PROBLEM DETAILS:
Using the listing below, report all lines holding the word "пунктом".

DATA EXTRACT:
++++++

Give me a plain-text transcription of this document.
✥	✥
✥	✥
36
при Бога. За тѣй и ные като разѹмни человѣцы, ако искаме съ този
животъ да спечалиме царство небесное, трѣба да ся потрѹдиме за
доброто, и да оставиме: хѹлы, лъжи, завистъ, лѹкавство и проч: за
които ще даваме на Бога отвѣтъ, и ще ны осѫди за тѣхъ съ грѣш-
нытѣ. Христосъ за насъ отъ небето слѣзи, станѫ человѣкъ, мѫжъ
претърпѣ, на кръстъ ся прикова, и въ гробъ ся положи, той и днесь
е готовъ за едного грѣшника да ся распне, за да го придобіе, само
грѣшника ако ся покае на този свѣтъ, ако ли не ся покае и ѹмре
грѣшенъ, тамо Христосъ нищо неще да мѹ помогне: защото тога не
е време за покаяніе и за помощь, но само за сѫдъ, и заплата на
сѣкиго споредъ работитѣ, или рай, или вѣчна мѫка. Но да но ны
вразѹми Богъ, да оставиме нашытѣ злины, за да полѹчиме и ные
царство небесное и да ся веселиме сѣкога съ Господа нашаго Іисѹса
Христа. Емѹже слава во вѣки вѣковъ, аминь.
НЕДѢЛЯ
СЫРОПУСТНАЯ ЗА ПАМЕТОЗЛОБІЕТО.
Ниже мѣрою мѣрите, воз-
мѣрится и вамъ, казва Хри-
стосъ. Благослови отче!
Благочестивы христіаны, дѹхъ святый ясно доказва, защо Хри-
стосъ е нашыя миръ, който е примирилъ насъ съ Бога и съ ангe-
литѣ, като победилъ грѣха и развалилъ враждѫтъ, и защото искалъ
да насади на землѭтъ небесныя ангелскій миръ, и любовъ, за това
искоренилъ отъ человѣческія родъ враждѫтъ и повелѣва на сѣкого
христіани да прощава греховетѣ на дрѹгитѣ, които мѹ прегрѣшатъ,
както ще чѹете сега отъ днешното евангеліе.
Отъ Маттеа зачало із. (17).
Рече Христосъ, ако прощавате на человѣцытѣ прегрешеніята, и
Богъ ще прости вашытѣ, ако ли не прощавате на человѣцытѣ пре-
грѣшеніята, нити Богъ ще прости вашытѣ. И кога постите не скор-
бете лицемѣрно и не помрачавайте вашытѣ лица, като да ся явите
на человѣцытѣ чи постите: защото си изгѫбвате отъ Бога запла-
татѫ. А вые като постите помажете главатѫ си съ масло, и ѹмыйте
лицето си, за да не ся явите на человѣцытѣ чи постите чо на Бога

++++++

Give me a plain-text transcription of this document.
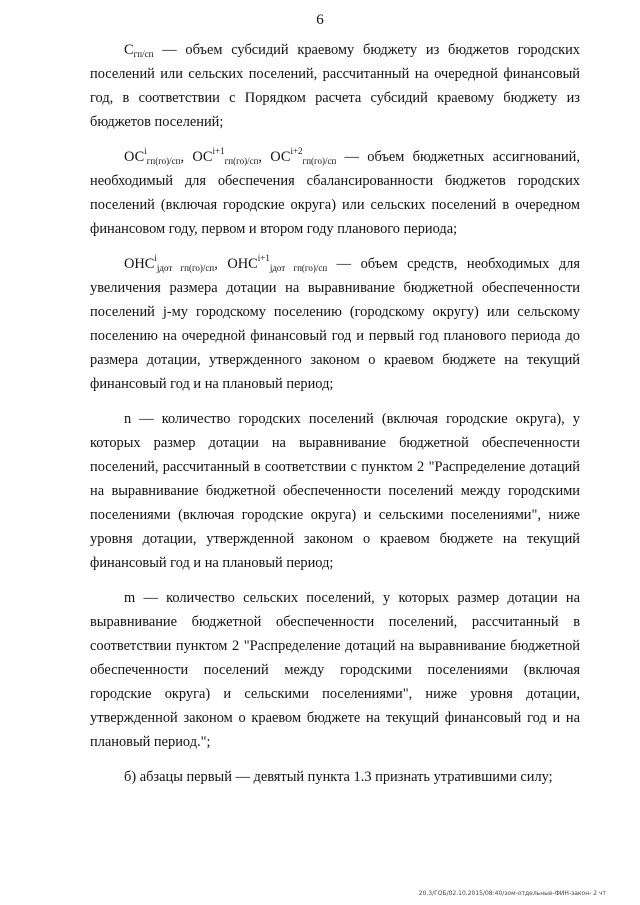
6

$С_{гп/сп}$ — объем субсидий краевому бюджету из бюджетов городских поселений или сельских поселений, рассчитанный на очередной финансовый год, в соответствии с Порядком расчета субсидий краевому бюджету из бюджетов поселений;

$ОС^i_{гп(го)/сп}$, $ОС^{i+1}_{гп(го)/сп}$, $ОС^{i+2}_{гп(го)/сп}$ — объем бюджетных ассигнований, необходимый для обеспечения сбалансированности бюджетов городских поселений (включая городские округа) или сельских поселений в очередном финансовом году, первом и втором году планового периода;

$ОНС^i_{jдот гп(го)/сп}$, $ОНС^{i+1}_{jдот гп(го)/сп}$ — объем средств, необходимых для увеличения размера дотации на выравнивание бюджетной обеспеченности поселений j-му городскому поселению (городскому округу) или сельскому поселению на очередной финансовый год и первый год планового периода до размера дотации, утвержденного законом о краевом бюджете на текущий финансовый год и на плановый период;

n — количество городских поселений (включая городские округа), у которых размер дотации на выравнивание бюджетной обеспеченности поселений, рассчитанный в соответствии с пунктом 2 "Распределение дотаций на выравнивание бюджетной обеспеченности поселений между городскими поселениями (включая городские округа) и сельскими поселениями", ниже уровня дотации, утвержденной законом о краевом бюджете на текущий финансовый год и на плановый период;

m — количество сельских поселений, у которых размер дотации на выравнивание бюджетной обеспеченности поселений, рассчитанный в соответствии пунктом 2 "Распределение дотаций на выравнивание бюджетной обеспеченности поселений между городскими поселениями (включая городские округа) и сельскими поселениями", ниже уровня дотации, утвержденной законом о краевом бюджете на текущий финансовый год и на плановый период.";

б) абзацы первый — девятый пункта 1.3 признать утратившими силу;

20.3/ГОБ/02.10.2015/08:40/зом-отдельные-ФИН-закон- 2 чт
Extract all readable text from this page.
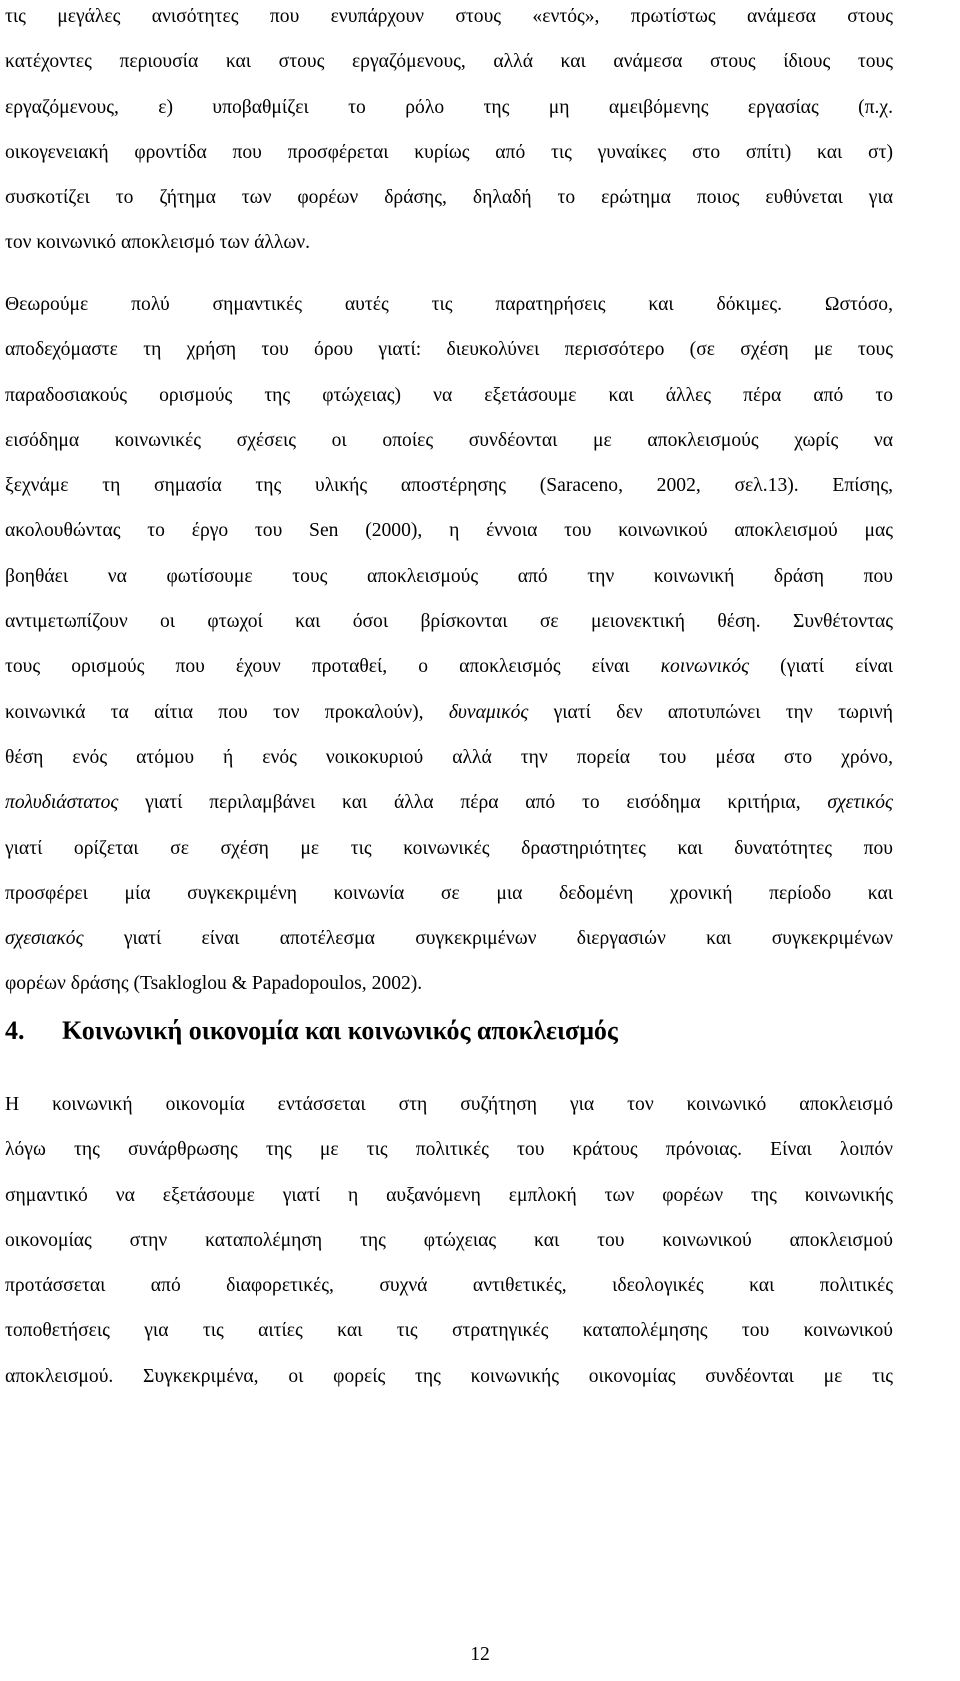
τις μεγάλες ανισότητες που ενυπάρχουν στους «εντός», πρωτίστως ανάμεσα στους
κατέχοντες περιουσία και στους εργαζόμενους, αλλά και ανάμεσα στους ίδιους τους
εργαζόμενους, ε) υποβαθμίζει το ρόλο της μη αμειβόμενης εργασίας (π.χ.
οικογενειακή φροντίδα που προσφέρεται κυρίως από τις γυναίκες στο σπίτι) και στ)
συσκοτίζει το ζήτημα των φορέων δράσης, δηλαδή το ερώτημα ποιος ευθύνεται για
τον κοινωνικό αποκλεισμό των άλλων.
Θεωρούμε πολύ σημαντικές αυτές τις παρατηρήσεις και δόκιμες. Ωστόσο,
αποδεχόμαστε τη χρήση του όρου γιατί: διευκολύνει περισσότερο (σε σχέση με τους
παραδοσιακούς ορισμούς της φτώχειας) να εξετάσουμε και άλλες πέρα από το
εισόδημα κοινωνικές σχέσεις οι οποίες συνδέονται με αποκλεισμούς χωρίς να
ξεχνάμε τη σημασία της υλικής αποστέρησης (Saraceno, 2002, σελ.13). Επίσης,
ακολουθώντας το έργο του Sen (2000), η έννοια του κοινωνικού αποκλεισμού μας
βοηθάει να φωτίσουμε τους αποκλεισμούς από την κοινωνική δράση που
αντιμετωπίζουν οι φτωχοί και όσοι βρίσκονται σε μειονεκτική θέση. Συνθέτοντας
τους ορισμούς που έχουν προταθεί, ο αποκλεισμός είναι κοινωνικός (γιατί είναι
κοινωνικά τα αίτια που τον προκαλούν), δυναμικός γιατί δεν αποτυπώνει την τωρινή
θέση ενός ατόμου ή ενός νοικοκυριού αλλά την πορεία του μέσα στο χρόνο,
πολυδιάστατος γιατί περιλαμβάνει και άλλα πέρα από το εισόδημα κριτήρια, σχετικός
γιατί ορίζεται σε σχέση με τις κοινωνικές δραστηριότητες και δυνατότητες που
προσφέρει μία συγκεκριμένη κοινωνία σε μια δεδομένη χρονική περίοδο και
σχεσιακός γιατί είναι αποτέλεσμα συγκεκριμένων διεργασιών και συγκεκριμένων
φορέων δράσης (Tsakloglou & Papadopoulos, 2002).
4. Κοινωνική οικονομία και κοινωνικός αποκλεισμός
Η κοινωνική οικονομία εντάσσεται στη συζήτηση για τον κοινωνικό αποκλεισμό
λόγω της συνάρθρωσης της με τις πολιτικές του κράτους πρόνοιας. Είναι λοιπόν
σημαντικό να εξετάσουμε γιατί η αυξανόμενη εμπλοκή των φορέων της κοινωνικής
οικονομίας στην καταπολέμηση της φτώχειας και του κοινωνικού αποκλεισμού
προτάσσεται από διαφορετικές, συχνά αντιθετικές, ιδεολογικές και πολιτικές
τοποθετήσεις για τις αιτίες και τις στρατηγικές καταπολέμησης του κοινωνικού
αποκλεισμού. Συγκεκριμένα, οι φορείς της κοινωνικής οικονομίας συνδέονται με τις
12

++++++

COMPLETE ANSWER:
n — количество городских поселений (включая городские округа), у которых размер дотации на выравнивание бюджетной обеспеченности поселений, рассчитанный в соответствии с пунктом 2 "Распределение дотаций на выравнивание бюджетной обеспеченности поселений между городскими поселениями (включая городские округа) и сельскими поселениями", ниже уровня дотации, утвержденной законом о краевом бюджете на текущий финансовый год и на плановый период;
m — количество сельских поселений, у которых размер дотации на выравнивание бюджетной обеспеченности поселений, рассчитанный в соответствии пунктом 2 "Распределение дотаций на выравнивание бюджетной обеспеченности поселений между городскими поселениями (включая городские округа) и сельскими поселениями", ниже уровня дотации, утвержденной законом о краевом бюджете на текущий финансовый год и на плановый период.";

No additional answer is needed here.